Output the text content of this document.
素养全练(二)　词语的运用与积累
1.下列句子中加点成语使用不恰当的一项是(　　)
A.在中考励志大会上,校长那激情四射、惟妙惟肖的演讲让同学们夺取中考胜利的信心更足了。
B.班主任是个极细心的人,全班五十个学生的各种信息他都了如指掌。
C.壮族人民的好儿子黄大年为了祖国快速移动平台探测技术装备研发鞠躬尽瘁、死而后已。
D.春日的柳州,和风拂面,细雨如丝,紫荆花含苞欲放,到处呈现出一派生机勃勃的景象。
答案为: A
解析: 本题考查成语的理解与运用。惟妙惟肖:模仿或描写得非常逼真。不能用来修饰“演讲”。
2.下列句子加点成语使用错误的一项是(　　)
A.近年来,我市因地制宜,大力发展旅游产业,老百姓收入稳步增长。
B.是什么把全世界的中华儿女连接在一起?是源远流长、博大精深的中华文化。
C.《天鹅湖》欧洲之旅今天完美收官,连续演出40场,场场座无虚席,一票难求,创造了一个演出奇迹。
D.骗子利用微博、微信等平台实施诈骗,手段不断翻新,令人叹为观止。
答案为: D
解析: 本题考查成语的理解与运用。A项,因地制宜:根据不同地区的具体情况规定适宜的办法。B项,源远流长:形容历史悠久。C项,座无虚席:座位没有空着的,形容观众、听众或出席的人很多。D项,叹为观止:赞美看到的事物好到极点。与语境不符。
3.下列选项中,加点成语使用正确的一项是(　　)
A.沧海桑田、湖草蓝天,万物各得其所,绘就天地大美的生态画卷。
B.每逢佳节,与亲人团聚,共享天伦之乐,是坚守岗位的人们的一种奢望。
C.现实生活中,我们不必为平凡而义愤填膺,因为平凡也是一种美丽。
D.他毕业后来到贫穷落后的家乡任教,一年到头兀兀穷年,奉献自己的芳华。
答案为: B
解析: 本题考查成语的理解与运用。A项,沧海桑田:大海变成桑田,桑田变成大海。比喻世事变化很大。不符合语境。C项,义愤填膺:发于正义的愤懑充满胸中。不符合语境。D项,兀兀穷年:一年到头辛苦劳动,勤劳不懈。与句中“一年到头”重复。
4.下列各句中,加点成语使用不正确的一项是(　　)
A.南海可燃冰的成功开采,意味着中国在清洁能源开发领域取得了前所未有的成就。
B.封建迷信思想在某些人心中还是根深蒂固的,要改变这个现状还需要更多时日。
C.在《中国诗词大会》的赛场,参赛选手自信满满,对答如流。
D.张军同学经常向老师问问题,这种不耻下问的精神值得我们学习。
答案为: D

++++

Count the lines above in which the word "本题考查成语的理解与运用" appears, then state only that count.

SOLUTION FOR THIS PROBLEM: 3